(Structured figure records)
────────────────────────────────────────

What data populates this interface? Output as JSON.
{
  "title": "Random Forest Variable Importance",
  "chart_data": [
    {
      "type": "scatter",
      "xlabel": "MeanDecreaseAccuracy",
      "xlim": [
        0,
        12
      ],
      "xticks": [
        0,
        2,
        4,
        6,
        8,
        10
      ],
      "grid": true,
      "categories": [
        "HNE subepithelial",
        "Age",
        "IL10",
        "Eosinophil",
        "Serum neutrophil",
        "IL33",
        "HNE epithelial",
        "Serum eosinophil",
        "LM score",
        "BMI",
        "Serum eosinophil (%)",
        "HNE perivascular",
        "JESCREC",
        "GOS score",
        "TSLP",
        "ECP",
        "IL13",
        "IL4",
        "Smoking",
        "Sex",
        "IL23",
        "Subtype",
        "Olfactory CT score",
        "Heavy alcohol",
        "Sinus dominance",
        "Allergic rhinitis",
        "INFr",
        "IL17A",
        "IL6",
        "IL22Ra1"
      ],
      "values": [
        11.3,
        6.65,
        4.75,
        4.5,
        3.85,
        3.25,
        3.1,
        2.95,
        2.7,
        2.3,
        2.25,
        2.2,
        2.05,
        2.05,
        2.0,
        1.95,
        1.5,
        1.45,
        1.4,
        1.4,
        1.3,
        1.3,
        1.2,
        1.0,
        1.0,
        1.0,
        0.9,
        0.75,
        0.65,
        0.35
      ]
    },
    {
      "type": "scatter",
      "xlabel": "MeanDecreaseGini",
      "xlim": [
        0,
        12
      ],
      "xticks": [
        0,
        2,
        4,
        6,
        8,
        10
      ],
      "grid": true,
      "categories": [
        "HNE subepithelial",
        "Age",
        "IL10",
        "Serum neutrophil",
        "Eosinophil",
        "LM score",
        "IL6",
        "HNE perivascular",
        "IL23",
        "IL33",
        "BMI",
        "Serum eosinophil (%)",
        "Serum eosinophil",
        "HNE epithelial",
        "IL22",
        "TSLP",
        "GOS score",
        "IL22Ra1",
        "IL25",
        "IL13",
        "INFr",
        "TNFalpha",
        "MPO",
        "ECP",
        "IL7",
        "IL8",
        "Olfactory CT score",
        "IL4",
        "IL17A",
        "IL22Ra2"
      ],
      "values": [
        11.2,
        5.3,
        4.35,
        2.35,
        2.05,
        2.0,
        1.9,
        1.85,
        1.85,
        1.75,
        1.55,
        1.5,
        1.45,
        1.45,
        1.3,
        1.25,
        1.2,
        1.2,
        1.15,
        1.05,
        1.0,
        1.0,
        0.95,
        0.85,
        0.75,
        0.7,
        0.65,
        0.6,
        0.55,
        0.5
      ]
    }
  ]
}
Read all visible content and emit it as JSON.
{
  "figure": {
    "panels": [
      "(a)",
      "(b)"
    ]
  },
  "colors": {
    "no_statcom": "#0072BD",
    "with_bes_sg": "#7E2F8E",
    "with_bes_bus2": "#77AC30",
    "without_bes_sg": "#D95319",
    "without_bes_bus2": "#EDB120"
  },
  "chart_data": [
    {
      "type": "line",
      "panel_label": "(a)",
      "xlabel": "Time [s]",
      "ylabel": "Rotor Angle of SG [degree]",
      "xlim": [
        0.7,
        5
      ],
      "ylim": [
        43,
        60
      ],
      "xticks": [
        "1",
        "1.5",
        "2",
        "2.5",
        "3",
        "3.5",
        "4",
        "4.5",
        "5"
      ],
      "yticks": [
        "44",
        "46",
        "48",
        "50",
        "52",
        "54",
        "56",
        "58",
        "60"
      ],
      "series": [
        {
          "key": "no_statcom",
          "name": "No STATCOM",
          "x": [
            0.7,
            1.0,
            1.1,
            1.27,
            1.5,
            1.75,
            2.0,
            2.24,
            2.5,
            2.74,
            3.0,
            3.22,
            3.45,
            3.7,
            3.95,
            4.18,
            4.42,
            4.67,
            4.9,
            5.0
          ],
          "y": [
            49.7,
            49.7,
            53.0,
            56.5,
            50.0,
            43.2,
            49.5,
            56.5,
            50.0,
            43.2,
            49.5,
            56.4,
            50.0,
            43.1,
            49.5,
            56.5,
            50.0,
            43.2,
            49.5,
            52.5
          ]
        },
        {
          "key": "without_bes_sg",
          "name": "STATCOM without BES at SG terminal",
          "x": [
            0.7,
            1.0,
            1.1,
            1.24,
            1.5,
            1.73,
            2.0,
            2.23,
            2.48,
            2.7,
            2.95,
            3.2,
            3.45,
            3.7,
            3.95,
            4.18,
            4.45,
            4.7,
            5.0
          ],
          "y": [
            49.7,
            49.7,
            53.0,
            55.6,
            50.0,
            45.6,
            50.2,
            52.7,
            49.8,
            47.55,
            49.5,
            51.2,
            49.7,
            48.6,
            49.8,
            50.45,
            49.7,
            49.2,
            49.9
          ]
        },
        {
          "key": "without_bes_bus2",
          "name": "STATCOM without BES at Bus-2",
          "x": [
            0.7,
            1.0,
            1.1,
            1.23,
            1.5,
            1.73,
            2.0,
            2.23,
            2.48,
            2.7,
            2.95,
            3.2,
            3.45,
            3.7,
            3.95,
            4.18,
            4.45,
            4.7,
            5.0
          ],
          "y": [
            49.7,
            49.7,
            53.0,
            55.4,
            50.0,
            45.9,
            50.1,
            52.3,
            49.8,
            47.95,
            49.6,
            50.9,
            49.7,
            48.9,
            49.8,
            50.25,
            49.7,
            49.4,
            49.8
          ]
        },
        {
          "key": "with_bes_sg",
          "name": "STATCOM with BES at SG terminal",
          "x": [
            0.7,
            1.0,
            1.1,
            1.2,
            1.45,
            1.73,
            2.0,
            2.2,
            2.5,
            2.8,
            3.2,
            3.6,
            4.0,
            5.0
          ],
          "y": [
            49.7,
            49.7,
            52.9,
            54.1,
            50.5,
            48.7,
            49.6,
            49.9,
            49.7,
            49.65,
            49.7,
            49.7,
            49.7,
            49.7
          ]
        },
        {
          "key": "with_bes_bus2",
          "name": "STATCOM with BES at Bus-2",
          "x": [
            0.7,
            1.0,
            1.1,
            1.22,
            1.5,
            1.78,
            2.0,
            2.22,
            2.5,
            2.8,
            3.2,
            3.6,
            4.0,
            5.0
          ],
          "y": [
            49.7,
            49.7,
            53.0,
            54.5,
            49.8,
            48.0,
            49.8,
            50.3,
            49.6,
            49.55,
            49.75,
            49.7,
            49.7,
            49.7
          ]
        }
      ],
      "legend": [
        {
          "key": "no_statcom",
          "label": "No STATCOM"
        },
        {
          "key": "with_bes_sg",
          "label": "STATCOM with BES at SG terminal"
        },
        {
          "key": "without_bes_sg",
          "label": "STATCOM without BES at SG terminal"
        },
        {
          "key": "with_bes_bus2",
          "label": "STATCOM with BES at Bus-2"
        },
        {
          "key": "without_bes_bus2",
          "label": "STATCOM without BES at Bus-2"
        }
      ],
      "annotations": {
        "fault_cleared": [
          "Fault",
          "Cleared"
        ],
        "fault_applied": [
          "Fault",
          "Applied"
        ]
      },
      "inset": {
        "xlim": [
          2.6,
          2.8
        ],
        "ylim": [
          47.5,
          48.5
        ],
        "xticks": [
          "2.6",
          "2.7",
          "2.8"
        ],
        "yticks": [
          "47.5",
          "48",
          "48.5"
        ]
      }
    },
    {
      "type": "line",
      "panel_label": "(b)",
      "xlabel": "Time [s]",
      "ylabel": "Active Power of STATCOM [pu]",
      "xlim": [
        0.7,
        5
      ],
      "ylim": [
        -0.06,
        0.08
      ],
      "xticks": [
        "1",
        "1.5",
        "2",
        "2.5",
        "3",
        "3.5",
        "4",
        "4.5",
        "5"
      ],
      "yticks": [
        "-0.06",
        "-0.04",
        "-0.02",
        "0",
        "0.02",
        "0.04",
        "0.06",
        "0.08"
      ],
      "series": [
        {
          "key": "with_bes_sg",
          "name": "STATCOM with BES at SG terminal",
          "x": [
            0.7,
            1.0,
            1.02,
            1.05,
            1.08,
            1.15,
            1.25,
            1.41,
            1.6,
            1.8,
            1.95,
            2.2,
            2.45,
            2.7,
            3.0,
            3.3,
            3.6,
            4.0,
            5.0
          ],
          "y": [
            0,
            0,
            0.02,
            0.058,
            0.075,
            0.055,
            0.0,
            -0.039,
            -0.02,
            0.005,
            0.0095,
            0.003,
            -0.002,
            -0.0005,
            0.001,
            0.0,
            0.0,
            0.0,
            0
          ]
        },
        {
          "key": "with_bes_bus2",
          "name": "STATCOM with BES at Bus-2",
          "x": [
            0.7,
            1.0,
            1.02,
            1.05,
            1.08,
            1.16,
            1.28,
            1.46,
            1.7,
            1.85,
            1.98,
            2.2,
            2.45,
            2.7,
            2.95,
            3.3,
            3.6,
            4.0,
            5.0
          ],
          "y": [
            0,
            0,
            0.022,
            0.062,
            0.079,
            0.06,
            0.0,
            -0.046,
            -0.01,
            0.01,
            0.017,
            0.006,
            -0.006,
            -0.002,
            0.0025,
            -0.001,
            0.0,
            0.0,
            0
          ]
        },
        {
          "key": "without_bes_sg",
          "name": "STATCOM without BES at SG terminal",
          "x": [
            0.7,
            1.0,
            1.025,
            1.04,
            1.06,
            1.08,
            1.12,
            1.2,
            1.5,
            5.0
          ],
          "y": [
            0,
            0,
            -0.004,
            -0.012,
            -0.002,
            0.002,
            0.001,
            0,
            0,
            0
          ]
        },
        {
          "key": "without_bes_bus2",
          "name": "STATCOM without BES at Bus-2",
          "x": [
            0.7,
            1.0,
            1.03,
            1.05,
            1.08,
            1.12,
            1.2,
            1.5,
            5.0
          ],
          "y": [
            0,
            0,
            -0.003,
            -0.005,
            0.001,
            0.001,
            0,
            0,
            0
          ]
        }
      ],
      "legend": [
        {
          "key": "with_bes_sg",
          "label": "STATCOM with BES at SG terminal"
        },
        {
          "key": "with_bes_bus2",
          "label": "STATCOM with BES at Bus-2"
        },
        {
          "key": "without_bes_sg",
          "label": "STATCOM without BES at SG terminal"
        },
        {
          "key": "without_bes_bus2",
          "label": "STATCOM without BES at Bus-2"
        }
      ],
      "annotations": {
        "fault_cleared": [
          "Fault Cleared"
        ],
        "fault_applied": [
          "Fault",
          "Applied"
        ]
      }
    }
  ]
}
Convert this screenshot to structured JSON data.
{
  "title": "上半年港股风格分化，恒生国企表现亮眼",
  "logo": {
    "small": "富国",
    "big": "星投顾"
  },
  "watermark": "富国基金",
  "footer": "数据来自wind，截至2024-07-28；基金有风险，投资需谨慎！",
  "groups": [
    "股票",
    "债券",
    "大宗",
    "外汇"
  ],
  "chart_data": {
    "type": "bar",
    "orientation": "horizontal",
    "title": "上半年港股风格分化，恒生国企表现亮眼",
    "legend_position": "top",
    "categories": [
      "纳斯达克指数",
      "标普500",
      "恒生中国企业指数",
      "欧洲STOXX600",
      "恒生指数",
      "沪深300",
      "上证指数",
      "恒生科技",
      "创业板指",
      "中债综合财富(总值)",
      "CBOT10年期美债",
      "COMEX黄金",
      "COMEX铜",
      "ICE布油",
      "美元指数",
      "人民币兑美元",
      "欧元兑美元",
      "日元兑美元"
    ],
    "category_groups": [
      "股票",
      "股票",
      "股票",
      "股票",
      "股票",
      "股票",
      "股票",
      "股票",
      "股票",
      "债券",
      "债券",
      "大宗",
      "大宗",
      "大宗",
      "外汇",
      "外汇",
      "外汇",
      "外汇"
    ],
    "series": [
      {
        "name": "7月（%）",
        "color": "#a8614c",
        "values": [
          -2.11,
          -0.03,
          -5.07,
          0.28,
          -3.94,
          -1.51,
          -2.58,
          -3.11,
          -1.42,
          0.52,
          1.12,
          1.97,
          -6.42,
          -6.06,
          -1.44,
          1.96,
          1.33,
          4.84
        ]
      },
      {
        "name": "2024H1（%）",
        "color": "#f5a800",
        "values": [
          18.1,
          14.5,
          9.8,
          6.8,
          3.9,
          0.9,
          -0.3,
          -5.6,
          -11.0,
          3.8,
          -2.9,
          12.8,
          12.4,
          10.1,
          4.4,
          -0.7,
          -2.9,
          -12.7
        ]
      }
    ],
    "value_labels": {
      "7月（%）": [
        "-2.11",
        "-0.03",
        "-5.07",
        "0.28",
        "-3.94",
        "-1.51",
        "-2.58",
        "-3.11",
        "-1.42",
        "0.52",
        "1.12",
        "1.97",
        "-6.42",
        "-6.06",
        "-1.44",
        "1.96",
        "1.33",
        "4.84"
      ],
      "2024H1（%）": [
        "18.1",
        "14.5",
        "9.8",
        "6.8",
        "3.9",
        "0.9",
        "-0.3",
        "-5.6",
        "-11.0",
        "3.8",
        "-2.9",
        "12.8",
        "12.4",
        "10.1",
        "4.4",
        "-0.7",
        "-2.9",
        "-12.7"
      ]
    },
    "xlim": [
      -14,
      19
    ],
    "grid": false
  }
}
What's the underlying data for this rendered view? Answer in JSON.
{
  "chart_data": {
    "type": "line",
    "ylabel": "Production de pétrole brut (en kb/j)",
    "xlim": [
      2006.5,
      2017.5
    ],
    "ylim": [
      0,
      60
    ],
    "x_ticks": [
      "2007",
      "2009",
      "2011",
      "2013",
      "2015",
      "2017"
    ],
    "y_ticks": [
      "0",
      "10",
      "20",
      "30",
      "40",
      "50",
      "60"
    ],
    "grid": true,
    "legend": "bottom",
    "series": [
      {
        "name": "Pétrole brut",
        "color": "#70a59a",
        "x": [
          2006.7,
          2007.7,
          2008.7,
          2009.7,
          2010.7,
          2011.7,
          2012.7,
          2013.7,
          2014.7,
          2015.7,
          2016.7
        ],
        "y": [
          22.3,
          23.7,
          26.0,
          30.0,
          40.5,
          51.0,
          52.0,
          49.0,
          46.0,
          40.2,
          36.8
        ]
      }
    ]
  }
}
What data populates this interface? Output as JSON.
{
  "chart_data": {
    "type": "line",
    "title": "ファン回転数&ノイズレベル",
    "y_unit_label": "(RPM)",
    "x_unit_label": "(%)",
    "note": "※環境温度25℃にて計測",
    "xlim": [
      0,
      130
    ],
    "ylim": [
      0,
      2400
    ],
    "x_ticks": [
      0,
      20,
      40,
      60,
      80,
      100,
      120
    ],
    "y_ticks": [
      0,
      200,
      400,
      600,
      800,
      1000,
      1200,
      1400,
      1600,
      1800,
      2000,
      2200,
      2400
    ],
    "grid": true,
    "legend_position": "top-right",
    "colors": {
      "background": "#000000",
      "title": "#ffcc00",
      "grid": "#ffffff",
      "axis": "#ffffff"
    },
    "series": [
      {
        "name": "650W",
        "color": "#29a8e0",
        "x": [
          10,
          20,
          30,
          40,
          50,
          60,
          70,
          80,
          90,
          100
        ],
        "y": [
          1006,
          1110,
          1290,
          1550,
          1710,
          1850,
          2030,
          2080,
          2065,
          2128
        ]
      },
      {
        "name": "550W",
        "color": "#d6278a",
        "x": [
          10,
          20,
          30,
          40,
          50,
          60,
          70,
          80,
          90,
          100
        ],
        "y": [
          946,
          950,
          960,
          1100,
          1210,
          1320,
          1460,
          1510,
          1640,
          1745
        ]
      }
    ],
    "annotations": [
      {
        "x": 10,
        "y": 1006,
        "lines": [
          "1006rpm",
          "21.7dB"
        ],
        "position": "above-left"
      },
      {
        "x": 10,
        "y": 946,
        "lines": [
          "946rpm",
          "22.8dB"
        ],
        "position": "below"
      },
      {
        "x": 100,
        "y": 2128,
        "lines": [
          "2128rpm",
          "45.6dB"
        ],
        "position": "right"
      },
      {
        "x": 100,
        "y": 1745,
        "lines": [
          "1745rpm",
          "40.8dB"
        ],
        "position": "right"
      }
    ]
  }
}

────────────────────────────────────────

■ **Given exercise**: From the data above, copy out every line with the string "恒生国企表现亮眼" in it.

■ **Output for this task**:
  "title": "上半年港股风格分化，恒生国企表现亮眼",
    "title": "上半年港股风格分化，恒生国企表现亮眼",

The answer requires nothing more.